#### [Work to be completed]
Every line below that holds the string "Pharmaceutical" should be copied out.

#### [Record set]
— Begin —

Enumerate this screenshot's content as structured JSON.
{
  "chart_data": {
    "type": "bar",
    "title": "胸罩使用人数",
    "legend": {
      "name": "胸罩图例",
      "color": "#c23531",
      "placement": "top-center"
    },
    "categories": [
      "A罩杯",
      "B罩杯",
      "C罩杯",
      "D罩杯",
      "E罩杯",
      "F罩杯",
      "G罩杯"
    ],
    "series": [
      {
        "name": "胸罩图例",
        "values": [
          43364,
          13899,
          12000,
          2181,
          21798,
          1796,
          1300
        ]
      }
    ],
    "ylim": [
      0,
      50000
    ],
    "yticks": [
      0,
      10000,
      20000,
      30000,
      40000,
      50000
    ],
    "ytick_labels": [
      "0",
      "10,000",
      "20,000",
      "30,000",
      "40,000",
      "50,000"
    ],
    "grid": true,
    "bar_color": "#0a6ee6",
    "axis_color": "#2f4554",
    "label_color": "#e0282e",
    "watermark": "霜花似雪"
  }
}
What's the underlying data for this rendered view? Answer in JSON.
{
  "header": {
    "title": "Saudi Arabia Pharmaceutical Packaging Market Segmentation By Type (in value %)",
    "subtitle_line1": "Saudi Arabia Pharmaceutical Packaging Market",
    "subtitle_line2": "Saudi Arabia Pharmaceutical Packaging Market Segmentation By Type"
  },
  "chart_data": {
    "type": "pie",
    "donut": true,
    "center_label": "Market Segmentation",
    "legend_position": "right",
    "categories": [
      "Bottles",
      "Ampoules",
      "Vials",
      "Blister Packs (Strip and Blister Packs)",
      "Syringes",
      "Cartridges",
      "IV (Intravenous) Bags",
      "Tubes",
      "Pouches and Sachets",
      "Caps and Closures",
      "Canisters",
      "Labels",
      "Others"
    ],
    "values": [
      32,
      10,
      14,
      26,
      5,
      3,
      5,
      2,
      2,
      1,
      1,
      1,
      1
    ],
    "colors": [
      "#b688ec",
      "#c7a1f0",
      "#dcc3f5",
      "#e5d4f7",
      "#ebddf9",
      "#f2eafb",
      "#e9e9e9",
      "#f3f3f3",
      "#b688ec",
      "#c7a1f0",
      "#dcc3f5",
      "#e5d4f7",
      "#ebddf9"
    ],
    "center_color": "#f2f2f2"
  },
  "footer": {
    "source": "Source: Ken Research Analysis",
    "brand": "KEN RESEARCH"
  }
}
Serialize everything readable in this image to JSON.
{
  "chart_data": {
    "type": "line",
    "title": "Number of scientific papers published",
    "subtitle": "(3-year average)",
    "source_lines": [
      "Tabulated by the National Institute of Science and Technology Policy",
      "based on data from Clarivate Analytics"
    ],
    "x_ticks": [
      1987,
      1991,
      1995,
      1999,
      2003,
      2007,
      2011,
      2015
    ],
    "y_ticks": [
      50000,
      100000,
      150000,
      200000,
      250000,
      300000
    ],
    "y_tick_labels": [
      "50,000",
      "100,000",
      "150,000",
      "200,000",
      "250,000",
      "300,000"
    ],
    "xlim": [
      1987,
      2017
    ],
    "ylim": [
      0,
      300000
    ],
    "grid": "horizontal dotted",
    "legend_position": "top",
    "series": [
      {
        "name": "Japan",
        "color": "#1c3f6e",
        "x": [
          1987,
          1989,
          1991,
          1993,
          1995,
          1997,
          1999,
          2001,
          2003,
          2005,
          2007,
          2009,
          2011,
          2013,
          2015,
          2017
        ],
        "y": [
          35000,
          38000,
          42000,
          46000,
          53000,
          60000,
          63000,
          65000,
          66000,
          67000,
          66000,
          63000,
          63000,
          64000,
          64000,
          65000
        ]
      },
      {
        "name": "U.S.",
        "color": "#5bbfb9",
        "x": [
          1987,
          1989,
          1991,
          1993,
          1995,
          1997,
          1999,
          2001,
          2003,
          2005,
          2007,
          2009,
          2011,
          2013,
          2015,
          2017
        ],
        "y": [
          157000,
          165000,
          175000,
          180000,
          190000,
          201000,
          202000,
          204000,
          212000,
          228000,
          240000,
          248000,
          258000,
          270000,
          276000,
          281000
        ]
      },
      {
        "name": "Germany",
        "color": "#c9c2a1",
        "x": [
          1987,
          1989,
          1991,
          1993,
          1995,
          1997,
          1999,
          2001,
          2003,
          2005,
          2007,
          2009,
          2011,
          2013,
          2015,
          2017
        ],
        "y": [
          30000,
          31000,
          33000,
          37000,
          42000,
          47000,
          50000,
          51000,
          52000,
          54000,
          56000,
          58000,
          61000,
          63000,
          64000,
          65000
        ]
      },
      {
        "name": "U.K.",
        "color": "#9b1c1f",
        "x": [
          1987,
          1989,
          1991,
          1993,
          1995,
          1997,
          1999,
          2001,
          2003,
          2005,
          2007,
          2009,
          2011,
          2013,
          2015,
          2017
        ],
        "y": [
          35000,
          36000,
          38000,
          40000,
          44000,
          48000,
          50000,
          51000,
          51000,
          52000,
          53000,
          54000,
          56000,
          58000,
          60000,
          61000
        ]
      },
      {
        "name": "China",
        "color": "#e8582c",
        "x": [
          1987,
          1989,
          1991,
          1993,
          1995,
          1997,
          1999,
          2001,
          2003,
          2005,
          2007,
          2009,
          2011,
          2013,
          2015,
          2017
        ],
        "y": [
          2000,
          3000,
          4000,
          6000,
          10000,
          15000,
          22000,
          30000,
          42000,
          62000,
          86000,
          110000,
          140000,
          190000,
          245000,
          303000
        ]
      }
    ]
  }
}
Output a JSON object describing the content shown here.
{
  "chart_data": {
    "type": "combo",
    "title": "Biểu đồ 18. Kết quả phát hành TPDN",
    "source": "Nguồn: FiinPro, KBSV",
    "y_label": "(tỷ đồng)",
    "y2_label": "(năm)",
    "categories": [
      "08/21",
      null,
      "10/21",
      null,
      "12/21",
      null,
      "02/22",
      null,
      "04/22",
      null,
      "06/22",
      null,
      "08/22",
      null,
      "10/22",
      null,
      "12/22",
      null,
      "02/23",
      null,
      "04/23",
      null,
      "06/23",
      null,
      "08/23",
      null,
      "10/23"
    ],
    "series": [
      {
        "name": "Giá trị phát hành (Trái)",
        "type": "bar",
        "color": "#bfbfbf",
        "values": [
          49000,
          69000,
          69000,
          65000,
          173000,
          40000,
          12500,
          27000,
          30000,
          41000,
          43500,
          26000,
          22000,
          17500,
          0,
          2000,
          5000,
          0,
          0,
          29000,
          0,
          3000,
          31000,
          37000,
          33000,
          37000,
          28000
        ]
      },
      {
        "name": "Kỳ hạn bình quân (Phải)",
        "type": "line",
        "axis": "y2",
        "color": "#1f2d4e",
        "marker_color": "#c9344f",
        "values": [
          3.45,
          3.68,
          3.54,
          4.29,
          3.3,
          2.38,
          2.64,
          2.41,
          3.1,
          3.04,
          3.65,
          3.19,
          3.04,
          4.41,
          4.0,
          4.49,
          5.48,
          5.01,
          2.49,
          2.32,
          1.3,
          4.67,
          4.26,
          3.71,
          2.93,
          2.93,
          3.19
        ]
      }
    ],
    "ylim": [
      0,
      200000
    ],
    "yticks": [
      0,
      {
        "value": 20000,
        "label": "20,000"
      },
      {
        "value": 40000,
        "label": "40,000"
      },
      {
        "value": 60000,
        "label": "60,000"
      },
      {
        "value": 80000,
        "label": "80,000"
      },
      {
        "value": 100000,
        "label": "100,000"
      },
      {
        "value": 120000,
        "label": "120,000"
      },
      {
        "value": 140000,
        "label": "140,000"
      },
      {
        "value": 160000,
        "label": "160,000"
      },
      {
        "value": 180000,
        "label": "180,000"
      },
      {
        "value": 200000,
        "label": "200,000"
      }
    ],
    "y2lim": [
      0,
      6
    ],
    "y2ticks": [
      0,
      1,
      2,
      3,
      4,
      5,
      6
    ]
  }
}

— End —

#### [The reply]
    "title": "Saudi Arabia Pharmaceutical Packaging Market Segmentation By Type (in value %)",
    "subtitle_line1": "Saudi Arabia Pharmaceutical Packaging Market",
    "subtitle_line2": "Saudi Arabia Pharmaceutical Packaging Market Segmentation By Type"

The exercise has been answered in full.